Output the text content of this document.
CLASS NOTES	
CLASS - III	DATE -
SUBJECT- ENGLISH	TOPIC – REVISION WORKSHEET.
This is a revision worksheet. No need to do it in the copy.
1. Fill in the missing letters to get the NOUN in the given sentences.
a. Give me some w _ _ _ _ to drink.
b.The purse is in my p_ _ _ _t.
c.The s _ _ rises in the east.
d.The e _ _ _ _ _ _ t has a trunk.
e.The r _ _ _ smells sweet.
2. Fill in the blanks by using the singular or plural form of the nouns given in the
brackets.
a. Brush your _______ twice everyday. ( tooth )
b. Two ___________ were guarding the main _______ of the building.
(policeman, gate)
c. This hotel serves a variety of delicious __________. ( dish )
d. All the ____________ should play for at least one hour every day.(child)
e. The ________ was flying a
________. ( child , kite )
○ ○ ○ ○
GIVEN INSTRUCTION.
Copy out the data shown above without altering anything.

SOLUTION.
Output the text content of this document.
CLASS NOTES	
CLASS - III	DATE -
SUBJECT- ENGLISH	TOPIC – REVISION WORKSHEET.
This is a revision worksheet. No need to do it in the copy.
1. Fill in the missing letters to get the NOUN in the given sentences.
a. Give me some w _ _ _ _ to drink.
b.The purse is in my p_ _ _ _t.
c.The s _ _ rises in the east.
d.The e _ _ _ _ _ _ t has a trunk.
e.The r _ _ _ smells sweet.
2. Fill in the blanks by using the singular or plural form of the nouns given in the
brackets.
a. Brush your _______ twice everyday. ( tooth )
b. Two ___________ were guarding the main _______ of the building.
(policeman, gate)
c. This hotel serves a variety of delicious __________. ( dish )
d. All the ____________ should play for at least one hour every day.(child)
e. The ________ was flying a
________. ( child , kite )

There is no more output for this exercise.